*Direction:* Each line of the material below that holds the word "Przytrzymać" needs to be copied.

*Entries provided:*
════

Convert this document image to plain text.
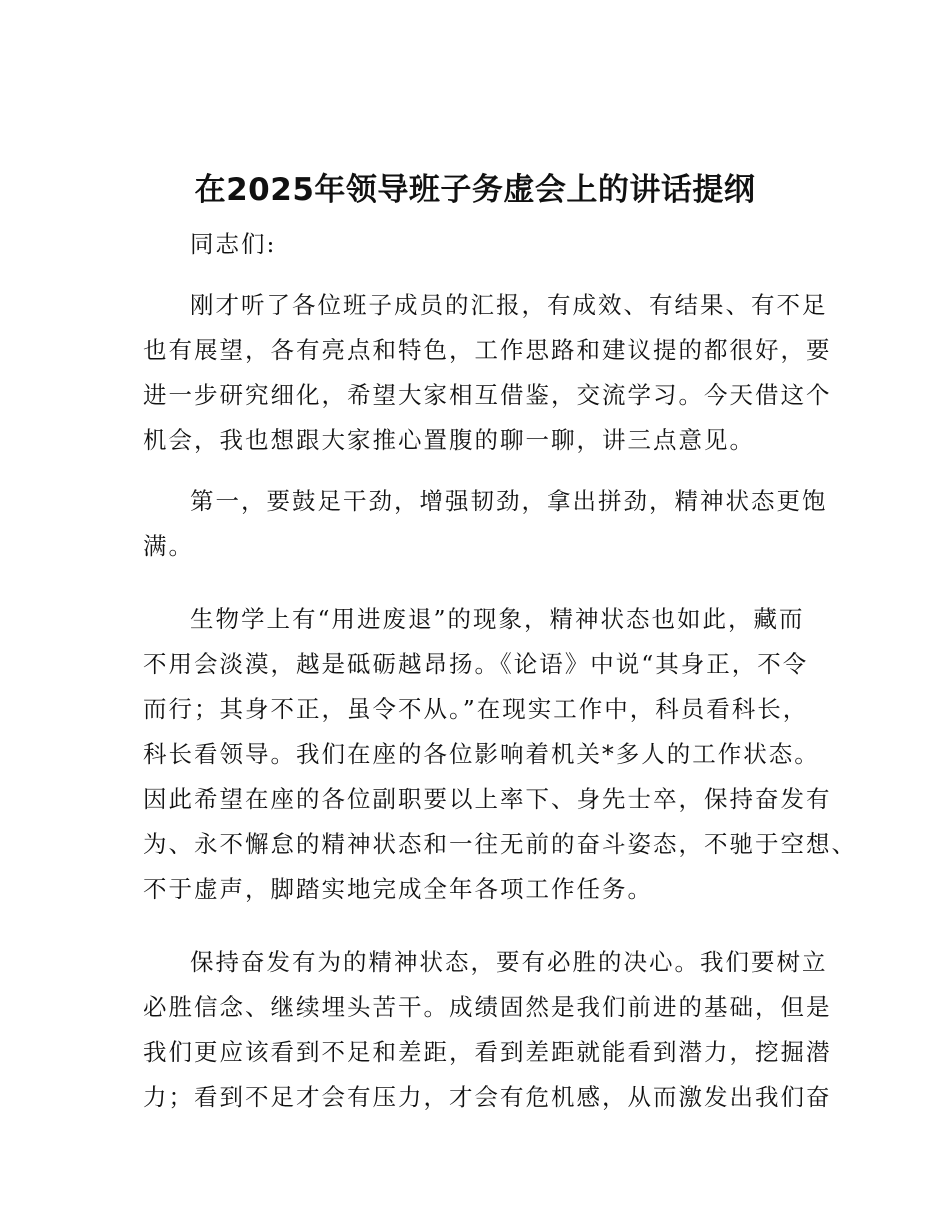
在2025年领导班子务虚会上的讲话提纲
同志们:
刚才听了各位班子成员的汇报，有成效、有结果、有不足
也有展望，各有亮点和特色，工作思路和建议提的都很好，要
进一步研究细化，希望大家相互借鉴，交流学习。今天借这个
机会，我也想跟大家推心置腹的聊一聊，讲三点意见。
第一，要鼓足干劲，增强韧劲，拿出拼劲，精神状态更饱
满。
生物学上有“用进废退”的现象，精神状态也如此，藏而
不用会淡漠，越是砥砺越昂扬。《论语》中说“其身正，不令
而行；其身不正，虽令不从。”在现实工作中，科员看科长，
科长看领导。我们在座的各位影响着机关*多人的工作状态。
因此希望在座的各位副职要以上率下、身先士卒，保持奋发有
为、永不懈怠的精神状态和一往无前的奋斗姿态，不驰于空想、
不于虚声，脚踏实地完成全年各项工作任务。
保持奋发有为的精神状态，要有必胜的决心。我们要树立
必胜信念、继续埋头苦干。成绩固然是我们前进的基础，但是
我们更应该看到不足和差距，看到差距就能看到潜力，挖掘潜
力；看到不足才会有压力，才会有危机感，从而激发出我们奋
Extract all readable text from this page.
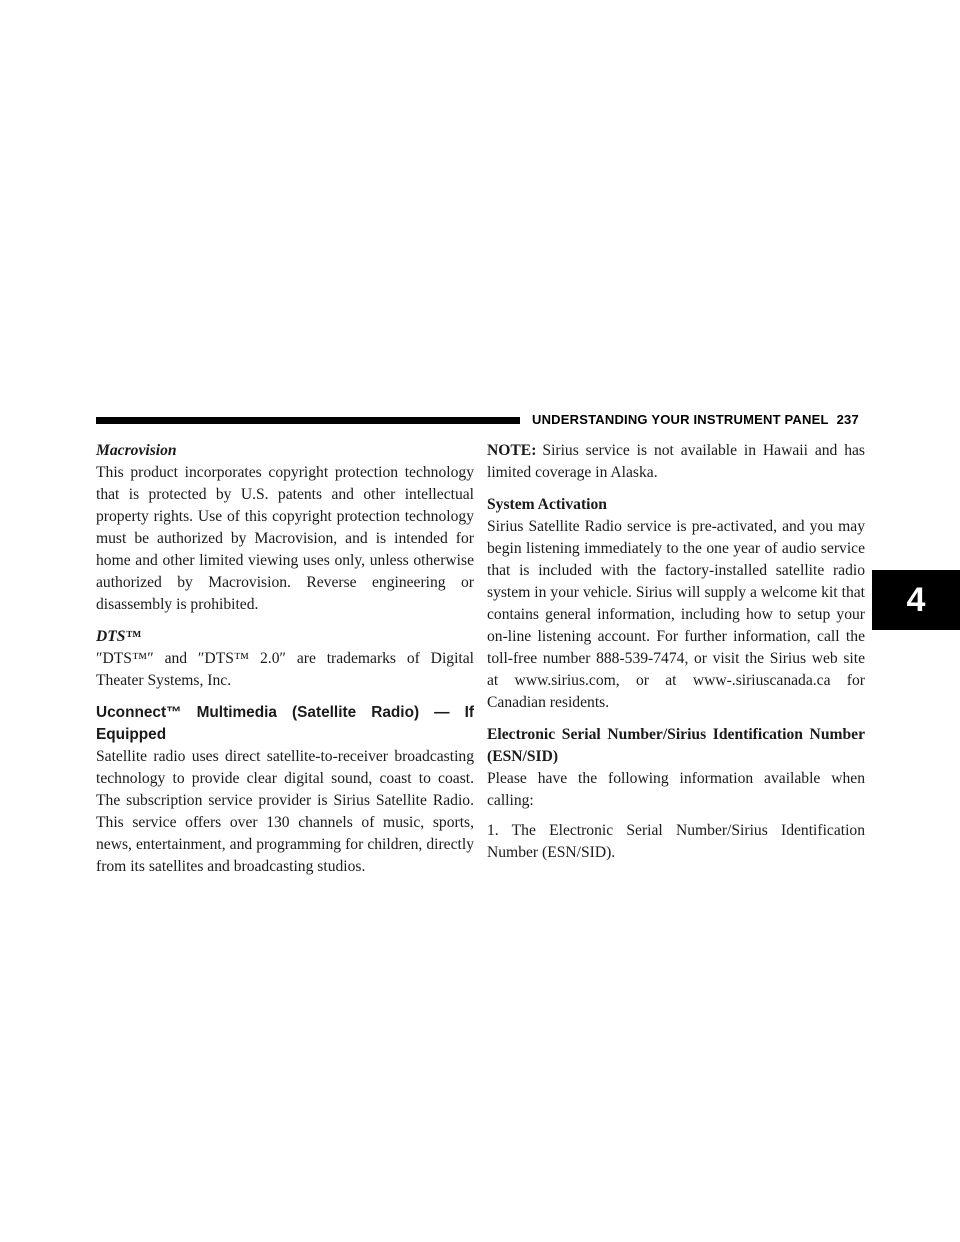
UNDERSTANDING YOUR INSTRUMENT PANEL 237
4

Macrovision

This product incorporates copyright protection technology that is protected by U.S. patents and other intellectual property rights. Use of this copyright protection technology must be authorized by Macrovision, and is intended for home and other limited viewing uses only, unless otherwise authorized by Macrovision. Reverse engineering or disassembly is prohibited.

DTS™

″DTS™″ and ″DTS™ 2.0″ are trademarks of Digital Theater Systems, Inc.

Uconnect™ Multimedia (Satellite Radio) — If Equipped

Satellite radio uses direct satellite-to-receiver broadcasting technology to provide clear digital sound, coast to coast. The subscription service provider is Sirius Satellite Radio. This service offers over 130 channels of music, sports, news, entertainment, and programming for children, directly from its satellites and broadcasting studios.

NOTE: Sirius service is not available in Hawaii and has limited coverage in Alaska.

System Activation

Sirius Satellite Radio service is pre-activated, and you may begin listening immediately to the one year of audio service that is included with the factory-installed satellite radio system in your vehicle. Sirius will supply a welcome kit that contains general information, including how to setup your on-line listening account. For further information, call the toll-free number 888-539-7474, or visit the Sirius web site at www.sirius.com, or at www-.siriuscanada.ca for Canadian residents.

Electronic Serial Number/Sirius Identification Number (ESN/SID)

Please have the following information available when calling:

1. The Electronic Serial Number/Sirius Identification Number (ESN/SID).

════

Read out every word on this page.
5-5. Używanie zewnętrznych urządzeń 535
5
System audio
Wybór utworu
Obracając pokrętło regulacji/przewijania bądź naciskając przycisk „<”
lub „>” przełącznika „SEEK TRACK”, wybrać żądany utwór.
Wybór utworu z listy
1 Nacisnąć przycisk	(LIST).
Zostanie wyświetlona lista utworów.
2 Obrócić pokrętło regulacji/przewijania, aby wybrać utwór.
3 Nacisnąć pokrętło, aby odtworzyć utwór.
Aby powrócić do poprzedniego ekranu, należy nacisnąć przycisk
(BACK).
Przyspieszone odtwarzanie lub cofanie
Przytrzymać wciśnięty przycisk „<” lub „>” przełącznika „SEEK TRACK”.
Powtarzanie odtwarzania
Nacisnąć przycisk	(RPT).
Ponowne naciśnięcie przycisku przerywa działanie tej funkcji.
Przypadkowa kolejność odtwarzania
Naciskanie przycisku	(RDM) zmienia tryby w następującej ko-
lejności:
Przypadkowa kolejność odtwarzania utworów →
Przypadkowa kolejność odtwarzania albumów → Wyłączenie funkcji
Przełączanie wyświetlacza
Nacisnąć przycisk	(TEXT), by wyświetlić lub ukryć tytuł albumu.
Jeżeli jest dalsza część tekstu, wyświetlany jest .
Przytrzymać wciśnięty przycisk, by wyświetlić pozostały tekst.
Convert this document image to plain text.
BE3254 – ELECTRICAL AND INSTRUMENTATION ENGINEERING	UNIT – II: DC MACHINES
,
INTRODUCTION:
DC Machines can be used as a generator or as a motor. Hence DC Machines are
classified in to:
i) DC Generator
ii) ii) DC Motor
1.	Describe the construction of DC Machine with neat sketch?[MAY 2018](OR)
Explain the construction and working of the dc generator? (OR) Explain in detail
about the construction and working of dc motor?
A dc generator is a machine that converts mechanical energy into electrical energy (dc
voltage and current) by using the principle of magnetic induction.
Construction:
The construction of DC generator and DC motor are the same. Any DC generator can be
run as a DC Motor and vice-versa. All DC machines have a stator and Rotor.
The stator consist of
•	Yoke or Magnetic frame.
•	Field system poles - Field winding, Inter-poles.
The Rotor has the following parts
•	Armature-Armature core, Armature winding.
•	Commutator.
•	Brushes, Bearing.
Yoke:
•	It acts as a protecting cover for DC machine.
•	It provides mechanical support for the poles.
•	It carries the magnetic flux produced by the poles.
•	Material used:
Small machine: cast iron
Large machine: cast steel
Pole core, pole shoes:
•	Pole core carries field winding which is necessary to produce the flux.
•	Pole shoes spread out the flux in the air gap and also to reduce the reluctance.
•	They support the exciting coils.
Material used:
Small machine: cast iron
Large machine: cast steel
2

════

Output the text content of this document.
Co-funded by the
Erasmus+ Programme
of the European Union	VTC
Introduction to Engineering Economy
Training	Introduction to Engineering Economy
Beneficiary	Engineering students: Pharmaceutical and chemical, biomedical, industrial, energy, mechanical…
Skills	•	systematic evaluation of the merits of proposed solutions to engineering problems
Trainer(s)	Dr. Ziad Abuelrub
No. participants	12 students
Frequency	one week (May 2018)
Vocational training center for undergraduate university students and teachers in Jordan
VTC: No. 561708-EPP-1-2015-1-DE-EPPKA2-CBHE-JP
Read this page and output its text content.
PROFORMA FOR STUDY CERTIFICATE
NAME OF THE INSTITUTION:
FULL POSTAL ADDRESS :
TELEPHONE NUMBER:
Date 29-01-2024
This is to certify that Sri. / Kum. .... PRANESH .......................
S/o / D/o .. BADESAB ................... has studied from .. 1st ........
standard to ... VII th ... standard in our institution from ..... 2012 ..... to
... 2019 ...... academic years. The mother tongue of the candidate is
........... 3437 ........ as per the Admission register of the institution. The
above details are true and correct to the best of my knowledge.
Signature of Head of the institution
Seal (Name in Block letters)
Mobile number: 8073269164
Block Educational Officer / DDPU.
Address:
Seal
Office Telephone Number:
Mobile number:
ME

════

*Answer to this problem:*
Przytrzymać wciśnięty przycisk „<” lub „>” przełącznika „SEEK TRACK”.
Przytrzymać wciśnięty przycisk, by wyświetlić pozostały tekst.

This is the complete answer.